> _Estratto del testo_
La costruzione della chiesa ebbe inizio nel 1684 grazie ai risparmi messi da parte dai gesuiti, che fecero costruire la chiesa su un terreno donato loro dal Comune di Alcamo. In cambio di tale terreno, i gesuiti si impegnarono a svolgere a proprie spese diverse opere di miglioramento edile, in particolare:
l'aggiunta di sei gradini alla Porta Stella, attraverso la quale si accedeva alla città murata;
la sistemazione della giarrotta che portava l'acqua della sorgente che si trovava fuori le mura della città murata alla fontana che serviva da abbeveratoio per gli animali. Quest'ultima doveva essere spostata da piazza Ciullo e collocata nella nuova sede a ridosso del torrione del fosso (che oggi corrisponde all'odierna via Mazzini). In questo modo si deviava la strada che serviva agli animali per abbeverarsi: ciò era necessario poiché con la costruzione della chiesa del Gesù il loro passaggio sarebbe stato ostacolato.
Il 7 giugno 1725 l'alcamese padre Vincenzo Monteleone, al tempo rettore del collegio dei Gesuiti, ottenne la nomina di procuratore per la costruzione di tale chiesa che all'epoca era stata eretta solamente all'altezza di 8 palmi dal lato di oriente di rimpetto le mura cittadine.
Il 29 luglio del 1764 la chiesa fu inaugurata con una cerimonia solenne; in seguito fu adornata con stucchi e nel 1767 venne ultimata la sua costruzione,[1] che durò in totale 80 anni, per cui gli alcamesi la chiamarono "chiesa del Rappezzo".
Già nel 1748 esisteva in questa chiesa la Congregazione della Maestranza dei Cordari, forse inserita nella Congregazione segreta della Natività di Maria Vergine; come loro patrono, i suoi membri veneravano il Cristo legato alla Colonna,[4] una statua in legno che è collocata nella cappelletta vicino all'entrata secondaria della chiesa nella via Mazzini.

> _Voci estratte_

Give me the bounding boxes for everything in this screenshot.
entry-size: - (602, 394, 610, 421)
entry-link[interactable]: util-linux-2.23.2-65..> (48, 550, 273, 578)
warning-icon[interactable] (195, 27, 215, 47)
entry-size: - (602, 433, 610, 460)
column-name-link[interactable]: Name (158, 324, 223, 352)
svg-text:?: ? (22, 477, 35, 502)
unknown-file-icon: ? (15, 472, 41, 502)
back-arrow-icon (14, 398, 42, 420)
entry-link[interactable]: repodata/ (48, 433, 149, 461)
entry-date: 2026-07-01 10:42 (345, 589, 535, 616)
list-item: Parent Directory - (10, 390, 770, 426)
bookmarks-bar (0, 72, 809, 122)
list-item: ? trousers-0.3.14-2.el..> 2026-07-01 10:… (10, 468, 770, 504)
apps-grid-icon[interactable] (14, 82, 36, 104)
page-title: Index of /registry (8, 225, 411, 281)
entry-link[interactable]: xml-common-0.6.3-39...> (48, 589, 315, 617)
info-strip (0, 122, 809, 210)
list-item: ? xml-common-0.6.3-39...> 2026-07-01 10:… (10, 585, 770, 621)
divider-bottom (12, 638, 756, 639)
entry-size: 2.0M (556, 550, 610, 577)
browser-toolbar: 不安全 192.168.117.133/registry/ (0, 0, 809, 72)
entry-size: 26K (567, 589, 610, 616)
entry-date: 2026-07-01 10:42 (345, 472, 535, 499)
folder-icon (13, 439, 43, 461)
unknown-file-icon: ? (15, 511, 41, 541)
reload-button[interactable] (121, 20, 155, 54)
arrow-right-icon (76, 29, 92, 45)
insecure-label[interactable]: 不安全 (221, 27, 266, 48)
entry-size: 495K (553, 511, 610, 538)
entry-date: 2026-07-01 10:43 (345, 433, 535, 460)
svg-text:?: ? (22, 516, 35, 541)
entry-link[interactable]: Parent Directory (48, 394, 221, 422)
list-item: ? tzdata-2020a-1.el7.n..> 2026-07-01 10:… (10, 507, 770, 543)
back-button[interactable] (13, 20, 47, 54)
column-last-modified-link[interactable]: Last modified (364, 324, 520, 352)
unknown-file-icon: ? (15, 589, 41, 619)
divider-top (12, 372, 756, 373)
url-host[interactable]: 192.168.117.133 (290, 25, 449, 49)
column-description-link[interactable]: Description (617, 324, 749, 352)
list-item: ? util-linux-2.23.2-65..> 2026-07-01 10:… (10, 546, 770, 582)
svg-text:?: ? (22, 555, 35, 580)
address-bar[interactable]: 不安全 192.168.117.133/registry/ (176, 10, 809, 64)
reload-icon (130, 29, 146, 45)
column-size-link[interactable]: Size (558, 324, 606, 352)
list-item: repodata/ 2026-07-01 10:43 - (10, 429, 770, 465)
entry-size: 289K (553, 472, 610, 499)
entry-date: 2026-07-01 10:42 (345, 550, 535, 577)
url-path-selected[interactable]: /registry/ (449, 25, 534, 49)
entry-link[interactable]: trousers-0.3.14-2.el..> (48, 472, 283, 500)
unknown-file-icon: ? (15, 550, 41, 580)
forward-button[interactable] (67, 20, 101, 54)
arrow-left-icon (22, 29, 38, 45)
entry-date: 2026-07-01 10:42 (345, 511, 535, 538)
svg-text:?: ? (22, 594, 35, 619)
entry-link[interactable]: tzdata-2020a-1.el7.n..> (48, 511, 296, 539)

> _Esercizio scritto 1_
Secondo il testo sulla chiesa del Gesù di Alcamo, con quale soprannome gli alcamesi chiamarono la chiesa?
> _Esercizio scritto 2_
Riprendi il testo sulla chiesa del Gesù di Alcamo dal punto in cui si ferma e proseguilo.

> _Risultato finale 1_
La chiamarono "chiesa del Rappezzo".

> _Risultato finale 2_
Descrizione e opere
La facciata della chiesa domina piazza Ciullo, verso la quale è rivolta. È in stile barocco ed è arricchita da paraste con capitelli in stile dorico-tuscanico e in stile ionico. Su tale facciata sono state ricavate cinque nicchie che contengono (dal basso verso l'alto) le statue di sant'Ignazio di Loyola, san Francesco Saverio, la Madonna dei Miracoli (santa patrona della città di Alcamo) e gli arcangeli Michele e Raffaele.[1] Le tre statue che si trovano più in basso furono restaurate a titolo gratuito nel 1931 dallo scultore alcamese Giuseppe Bambina.[5] Tale restauro fu necessario per rimediare al loro danneggiamento provocato dalle truppe garibaldine, che al loro ingresso in città (avvenuto il 17 maggio del 1860) lanciarono su di esse sassi e spari di fucile.[5]
Sant'Ignazio di Loyola
Madonna dei Miracoli
Arcangelo Michele
Arcangelo Raffaele
Sopra il balcone centrale è stato collocato nel 1989 un orologio a pendolo telecomandato in sostituzione di un altro più antico che precedentemente ornava la torre campanaria della chiesa madre di Alcamo, ormai non più funzionante, mentre ai lati si trovano due campanili sormontati da cuspidi triangolari.[1] All'interno di un campanile si trovano tre campane chiamate "Sant'Ignazio di Loyola", "San Francesco Saverio" e "Ostensorio Sacro Cuore di Gesù". Sulla sommità della facciata si trova una corona marmorea a ricordo del dominio spagnolo in Sicilia.
Campanile sulla sinistra della facciata (visto da dietro)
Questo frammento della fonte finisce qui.